The exercise:
Which lines in the records below contain the word "κλιματισμού"? Copy each one out.

Input material:

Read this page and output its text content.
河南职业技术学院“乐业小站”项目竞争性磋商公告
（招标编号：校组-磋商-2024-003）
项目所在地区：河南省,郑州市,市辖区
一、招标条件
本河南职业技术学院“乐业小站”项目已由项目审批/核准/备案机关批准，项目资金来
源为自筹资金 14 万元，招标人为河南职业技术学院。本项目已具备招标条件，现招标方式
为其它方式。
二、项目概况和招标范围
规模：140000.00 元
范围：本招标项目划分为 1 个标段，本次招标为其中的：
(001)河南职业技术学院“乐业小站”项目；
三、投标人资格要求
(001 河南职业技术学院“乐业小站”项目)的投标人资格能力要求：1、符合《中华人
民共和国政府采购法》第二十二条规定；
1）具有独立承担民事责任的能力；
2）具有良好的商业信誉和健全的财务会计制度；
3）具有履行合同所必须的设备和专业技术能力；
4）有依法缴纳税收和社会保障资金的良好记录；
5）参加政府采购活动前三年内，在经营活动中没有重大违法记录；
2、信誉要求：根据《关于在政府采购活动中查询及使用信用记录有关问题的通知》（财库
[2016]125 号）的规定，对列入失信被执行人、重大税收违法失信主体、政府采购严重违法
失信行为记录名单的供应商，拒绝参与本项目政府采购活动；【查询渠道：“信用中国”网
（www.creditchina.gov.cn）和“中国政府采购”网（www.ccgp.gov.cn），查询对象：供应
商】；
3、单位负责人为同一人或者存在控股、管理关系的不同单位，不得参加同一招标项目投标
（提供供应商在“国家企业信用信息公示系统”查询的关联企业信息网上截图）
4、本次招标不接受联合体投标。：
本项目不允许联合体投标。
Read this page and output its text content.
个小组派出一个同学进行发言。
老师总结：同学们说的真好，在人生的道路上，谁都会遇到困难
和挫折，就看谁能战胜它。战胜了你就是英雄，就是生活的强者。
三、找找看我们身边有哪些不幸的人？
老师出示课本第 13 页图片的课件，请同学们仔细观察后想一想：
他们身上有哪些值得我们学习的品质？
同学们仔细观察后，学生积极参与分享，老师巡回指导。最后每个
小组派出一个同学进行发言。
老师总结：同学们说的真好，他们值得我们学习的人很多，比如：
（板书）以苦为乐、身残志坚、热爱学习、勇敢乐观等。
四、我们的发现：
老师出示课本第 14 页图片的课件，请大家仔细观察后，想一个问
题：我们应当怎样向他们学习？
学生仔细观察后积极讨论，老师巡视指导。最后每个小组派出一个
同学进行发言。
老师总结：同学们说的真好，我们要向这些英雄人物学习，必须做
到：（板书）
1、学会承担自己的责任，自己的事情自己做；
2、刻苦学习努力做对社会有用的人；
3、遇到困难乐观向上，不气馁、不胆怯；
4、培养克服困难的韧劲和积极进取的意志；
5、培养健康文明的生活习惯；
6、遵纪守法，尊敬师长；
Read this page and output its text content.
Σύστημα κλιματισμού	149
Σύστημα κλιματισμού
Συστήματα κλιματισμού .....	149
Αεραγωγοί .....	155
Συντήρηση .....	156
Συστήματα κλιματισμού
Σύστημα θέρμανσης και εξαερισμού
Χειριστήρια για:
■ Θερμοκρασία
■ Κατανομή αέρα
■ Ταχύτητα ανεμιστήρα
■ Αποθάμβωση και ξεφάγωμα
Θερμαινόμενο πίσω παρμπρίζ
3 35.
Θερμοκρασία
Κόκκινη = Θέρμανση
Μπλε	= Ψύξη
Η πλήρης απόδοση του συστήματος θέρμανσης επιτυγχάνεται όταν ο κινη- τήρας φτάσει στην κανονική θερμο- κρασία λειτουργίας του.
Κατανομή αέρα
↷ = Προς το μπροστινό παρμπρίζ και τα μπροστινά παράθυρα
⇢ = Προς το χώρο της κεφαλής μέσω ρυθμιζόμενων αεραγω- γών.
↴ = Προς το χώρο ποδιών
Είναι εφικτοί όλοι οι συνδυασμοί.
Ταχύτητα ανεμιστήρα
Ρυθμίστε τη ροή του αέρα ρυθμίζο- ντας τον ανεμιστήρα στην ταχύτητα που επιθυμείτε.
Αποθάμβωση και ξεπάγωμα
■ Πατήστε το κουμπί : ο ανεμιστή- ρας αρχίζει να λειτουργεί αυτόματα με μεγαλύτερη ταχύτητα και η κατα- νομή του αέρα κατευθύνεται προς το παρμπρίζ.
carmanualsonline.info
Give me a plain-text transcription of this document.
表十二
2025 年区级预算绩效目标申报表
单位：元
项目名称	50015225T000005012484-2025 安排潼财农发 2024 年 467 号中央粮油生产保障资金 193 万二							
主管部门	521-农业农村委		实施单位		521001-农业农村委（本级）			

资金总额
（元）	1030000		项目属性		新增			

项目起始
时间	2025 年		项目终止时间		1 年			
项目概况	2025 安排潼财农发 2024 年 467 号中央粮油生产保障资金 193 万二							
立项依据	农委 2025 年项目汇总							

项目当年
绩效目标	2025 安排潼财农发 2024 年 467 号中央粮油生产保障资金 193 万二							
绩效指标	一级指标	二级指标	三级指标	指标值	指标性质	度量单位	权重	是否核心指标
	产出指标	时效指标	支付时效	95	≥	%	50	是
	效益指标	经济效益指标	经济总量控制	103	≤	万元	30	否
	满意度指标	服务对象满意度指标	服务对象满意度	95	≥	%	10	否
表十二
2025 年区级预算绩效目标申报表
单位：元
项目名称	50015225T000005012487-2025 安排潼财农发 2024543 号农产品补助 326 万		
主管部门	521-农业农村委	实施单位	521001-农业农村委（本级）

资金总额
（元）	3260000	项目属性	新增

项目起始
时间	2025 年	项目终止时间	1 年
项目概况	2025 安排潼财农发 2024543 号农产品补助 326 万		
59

Answer to this exercise:
Σύστημα κλιματισμού	149
Σύστημα κλιματισμού
Συστήματα κλιματισμού .....	149
Συστήματα κλιματισμού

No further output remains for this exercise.